[A block of data]
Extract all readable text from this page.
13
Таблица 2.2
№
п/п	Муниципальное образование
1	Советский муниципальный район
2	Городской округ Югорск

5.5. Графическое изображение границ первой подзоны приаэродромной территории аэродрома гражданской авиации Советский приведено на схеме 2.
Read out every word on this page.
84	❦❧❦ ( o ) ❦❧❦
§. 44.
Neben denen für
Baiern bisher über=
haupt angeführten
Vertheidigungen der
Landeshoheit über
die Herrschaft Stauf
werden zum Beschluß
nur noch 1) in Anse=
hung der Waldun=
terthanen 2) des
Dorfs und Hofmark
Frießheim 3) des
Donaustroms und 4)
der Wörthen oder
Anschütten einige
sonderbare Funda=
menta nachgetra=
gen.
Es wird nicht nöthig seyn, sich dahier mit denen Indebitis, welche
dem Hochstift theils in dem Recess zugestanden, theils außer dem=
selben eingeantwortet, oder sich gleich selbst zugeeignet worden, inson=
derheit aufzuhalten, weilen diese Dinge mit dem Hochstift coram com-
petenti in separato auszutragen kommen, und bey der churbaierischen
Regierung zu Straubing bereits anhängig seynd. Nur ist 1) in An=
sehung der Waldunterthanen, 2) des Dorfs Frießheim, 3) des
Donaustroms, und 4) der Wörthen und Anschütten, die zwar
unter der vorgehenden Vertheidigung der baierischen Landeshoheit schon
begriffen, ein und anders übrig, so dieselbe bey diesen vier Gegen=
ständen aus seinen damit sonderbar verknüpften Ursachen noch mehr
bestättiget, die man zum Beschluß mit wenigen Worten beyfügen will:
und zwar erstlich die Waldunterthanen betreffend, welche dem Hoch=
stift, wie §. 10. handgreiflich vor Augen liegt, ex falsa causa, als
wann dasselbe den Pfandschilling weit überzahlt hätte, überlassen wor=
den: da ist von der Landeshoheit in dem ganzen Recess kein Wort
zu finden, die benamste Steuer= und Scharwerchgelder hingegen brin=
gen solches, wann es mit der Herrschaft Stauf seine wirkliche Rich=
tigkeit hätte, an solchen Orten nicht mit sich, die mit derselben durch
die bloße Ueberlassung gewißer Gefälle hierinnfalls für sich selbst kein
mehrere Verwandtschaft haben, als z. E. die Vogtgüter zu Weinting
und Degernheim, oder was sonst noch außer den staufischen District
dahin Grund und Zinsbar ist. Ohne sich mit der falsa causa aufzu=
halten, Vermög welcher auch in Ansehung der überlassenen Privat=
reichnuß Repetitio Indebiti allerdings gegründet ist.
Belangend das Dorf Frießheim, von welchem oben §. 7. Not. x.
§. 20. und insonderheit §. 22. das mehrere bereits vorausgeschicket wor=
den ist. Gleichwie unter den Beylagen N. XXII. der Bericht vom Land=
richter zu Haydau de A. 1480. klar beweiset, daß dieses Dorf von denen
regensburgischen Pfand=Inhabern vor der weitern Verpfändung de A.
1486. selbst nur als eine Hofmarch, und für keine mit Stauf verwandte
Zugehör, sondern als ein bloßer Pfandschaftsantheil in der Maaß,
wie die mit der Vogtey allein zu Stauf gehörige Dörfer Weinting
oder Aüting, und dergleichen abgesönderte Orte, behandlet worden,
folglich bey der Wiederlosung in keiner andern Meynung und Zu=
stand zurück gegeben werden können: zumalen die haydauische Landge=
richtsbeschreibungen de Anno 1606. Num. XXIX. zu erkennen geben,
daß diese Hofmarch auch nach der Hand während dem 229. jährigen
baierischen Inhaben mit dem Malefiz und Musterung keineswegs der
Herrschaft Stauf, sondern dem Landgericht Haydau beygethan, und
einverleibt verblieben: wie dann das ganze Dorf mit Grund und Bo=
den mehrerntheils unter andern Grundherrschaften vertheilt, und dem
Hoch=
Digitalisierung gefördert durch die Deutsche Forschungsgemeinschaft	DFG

* _Written request_: Extract all of the data shown above and repeat it verbatim.

* _Complete response_:
Extract all readable text from this page.
13
Таблица 2.2
№
п/п	Муниципальное образование
1	Советский муниципальный район
2	Городской округ Югорск

5.5. Графическое изображение границ первой подзоны приаэродромной территории аэродрома гражданской авиации Советский приведено на схеме 2.
Read out every word on this page.
84	❦❧❦ ( o ) ❦❧❦
§. 44.
Neben denen für
Baiern bisher über=
haupt angeführten
Vertheidigungen der
Landeshoheit über
die Herrschaft Stauf
werden zum Beschluß
nur noch 1) in Anse=
hung der Waldun=
terthanen 2) des
Dorfs und Hofmark
Frießheim 3) des
Donaustroms und 4)
der Wörthen oder
Anschütten einige
sonderbare Funda=
menta nachgetra=
gen.
Es wird nicht nöthig seyn, sich dahier mit denen Indebitis, welche
dem Hochstift theils in dem Recess zugestanden, theils außer dem=
selben eingeantwortet, oder sich gleich selbst zugeeignet worden, inson=
derheit aufzuhalten, weilen diese Dinge mit dem Hochstift coram com-
petenti in separato auszutragen kommen, und bey der churbaierischen
Regierung zu Straubing bereits anhängig seynd. Nur ist 1) in An=
sehung der Waldunterthanen, 2) des Dorfs Frießheim, 3) des
Donaustroms, und 4) der Wörthen und Anschütten, die zwar
unter der vorgehenden Vertheidigung der baierischen Landeshoheit schon
begriffen, ein und anders übrig, so dieselbe bey diesen vier Gegen=
ständen aus seinen damit sonderbar verknüpften Ursachen noch mehr
bestättiget, die man zum Beschluß mit wenigen Worten beyfügen will:
und zwar erstlich die Waldunterthanen betreffend, welche dem Hoch=
stift, wie §. 10. handgreiflich vor Augen liegt, ex falsa causa, als
wann dasselbe den Pfandschilling weit überzahlt hätte, überlassen wor=
den: da ist von der Landeshoheit in dem ganzen Recess kein Wort
zu finden, die benamste Steuer= und Scharwerchgelder hingegen brin=
gen solches, wann es mit der Herrschaft Stauf seine wirkliche Rich=
tigkeit hätte, an solchen Orten nicht mit sich, die mit derselben durch
die bloße Ueberlassung gewißer Gefälle hierinnfalls für sich selbst kein
mehrere Verwandtschaft haben, als z. E. die Vogtgüter zu Weinting
und Degernheim, oder was sonst noch außer den staufischen District
dahin Grund und Zinsbar ist. Ohne sich mit der falsa causa aufzu=
halten, Vermög welcher auch in Ansehung der überlassenen Privat=
reichnuß Repetitio Indebiti allerdings gegründet ist.
Belangend das Dorf Frießheim, von welchem oben §. 7. Not. x.
§. 20. und insonderheit §. 22. das mehrere bereits vorausgeschicket wor=
den ist. Gleichwie unter den Beylagen N. XXII. der Bericht vom Land=
richter zu Haydau de A. 1480. klar beweiset, daß dieses Dorf von denen
regensburgischen Pfand=Inhabern vor der weitern Verpfändung de A.
1486. selbst nur als eine Hofmarch, und für keine mit Stauf verwandte
Zugehör, sondern als ein bloßer Pfandschaftsantheil in der Maaß,
wie die mit der Vogtey allein zu Stauf gehörige Dörfer Weinting
oder Aüting, und dergleichen abgesönderte Orte, behandlet worden,
folglich bey der Wiederlosung in keiner andern Meynung und Zu=
stand zurück gegeben werden können: zumalen die haydauische Landge=
richtsbeschreibungen de Anno 1606. Num. XXIX. zu erkennen geben,
daß diese Hofmarch auch nach der Hand während dem 229. jährigen
baierischen Inhaben mit dem Malefiz und Musterung keineswegs der
Herrschaft Stauf, sondern dem Landgericht Haydau beygethan, und
einverleibt verblieben: wie dann das ganze Dorf mit Grund und Bo=
den mehrerntheils unter andern Grundherrschaften vertheilt, und dem
Hoch=
Digitalisierung gefördert durch die Deutsche Forschungsgemeinschaft	DFG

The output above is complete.